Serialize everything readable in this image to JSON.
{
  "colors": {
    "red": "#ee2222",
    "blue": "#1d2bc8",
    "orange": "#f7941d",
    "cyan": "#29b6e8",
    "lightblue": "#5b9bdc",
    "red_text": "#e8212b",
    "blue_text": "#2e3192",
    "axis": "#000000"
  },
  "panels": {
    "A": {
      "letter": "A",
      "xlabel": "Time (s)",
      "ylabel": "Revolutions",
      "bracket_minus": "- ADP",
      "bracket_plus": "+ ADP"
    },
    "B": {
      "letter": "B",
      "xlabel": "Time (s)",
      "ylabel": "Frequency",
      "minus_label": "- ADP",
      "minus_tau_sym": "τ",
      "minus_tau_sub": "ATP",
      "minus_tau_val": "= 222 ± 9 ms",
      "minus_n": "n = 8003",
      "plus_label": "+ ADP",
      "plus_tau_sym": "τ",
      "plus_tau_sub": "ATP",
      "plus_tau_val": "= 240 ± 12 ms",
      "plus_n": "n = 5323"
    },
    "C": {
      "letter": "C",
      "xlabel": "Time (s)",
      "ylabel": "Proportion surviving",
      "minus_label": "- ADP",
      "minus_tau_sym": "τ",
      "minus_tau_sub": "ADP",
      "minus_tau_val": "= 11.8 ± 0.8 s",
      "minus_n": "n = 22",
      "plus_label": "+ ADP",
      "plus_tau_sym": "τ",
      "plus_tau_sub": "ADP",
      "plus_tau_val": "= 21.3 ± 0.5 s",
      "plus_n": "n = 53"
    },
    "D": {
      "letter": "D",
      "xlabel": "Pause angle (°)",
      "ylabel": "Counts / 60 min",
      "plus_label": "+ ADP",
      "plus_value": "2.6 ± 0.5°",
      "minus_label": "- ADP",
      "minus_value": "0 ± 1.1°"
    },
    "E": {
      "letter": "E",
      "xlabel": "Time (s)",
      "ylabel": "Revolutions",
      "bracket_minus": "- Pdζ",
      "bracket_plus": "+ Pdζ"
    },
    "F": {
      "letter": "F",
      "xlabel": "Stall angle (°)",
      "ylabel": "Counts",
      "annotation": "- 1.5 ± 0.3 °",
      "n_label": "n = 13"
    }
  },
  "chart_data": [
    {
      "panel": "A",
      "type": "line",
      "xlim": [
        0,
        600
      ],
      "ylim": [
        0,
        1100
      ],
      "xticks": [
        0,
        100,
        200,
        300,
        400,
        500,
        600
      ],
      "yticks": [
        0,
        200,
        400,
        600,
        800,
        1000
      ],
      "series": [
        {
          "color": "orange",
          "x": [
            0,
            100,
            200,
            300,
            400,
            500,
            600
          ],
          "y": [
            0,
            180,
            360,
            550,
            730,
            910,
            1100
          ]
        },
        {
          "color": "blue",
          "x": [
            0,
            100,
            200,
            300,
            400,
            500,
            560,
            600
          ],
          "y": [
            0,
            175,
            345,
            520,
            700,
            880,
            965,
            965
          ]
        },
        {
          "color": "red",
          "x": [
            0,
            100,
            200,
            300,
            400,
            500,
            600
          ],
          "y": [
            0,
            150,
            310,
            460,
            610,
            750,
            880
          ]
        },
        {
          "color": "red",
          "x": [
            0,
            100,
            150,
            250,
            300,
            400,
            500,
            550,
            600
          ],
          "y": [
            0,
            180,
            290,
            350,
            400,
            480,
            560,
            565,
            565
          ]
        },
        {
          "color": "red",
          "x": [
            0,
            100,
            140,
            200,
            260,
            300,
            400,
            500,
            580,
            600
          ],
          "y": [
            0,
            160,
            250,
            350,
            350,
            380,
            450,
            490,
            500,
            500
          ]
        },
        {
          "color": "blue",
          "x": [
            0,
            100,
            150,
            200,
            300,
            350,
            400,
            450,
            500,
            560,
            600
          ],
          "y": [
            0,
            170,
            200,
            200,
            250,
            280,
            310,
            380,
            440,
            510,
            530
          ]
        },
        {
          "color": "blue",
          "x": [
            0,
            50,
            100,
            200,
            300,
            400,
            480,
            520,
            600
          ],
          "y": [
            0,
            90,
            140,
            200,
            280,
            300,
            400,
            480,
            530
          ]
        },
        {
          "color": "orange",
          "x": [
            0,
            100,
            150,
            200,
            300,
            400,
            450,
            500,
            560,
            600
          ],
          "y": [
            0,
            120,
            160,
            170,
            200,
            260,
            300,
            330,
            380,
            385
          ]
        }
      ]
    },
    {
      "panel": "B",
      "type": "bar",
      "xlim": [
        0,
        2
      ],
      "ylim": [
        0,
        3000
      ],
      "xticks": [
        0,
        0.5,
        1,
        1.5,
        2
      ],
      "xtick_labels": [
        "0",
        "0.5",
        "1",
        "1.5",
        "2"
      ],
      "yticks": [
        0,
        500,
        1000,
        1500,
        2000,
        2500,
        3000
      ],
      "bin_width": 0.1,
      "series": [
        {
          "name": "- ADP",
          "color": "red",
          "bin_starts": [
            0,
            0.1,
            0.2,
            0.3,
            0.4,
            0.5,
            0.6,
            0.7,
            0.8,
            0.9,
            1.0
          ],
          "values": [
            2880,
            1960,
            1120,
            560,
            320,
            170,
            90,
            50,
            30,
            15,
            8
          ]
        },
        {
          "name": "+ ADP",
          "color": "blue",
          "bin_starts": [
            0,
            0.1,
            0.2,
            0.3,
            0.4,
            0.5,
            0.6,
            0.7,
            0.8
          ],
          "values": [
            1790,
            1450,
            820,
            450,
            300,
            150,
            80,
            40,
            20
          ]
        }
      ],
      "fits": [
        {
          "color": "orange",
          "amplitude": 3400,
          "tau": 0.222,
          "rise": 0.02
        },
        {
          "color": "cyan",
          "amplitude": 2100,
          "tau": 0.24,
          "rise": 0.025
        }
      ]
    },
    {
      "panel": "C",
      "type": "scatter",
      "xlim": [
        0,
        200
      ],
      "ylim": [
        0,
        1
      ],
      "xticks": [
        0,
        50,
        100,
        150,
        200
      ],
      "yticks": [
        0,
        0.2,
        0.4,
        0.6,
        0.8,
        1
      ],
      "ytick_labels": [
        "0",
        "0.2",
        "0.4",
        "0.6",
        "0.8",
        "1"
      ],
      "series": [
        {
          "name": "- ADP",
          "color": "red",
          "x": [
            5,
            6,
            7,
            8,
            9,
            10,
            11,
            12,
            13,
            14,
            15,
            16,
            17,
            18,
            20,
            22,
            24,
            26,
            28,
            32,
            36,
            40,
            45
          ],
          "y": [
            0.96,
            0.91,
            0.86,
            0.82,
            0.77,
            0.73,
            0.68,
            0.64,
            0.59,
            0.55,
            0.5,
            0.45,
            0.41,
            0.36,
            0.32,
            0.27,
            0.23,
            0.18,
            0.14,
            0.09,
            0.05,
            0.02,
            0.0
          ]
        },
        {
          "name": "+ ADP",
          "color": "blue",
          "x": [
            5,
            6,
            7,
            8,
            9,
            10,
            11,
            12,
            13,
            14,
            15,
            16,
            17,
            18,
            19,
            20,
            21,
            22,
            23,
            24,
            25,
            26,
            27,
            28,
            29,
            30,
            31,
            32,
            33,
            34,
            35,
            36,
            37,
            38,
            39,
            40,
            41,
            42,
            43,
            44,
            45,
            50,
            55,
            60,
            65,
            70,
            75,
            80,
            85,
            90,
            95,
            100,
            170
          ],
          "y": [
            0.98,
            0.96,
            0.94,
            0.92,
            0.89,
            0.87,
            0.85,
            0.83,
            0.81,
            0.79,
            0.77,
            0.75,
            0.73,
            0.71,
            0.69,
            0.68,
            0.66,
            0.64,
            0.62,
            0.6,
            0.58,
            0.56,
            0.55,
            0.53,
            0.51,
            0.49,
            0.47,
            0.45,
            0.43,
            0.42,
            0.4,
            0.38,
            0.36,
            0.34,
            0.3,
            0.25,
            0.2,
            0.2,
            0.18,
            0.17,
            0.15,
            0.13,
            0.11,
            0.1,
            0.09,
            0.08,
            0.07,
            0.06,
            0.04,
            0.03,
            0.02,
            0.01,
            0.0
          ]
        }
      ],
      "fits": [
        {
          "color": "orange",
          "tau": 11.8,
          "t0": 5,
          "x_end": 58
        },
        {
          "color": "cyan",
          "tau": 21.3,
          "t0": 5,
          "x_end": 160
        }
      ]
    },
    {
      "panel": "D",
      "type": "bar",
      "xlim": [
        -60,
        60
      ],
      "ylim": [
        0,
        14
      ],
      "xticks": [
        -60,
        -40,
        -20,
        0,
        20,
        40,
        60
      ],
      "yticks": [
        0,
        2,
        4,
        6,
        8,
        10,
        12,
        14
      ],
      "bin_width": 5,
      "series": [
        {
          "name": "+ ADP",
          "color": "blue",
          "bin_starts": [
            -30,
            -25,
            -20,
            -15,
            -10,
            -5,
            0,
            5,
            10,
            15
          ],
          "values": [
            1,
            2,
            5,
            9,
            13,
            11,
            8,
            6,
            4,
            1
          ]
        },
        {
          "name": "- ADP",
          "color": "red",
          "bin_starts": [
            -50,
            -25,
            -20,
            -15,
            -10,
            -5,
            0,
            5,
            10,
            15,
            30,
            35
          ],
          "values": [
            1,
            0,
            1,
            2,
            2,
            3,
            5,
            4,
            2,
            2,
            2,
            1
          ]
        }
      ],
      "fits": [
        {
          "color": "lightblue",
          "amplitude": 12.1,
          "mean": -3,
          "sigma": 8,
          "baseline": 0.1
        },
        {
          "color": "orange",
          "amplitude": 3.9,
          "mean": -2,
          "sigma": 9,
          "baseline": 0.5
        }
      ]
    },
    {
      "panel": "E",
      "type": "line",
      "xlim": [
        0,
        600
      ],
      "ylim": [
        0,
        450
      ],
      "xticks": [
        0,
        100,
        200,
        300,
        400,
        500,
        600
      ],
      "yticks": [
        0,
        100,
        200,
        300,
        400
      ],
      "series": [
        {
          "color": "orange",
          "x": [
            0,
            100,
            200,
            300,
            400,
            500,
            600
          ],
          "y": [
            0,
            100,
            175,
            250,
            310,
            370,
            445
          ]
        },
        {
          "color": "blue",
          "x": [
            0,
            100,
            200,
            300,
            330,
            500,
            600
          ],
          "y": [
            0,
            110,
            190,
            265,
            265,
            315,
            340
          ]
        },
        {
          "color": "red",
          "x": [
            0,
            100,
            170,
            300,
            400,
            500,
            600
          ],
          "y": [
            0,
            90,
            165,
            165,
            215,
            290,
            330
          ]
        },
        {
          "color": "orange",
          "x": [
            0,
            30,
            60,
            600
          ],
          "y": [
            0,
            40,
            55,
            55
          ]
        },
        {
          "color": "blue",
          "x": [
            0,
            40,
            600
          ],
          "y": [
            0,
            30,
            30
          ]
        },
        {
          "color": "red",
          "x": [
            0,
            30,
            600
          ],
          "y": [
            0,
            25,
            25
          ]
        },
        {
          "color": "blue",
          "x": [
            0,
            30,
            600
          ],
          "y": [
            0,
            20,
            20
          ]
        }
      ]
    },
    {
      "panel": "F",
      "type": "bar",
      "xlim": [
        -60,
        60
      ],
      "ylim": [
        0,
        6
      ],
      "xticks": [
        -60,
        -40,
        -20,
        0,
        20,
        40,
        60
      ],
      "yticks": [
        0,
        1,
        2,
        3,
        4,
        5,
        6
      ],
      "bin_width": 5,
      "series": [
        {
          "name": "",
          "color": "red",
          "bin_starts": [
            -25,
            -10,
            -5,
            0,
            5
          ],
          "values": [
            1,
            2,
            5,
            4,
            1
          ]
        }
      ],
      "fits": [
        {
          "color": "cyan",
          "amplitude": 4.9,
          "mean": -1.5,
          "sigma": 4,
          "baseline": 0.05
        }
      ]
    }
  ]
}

=======

Task objective: Look through the lines above and collect those with the word "amplitude".

Solution to the exercise:
          "amplitude": 3400,
          "amplitude": 2100,
          "amplitude": 12.1,
          "amplitude": 3.9,
          "amplitude": 4.9,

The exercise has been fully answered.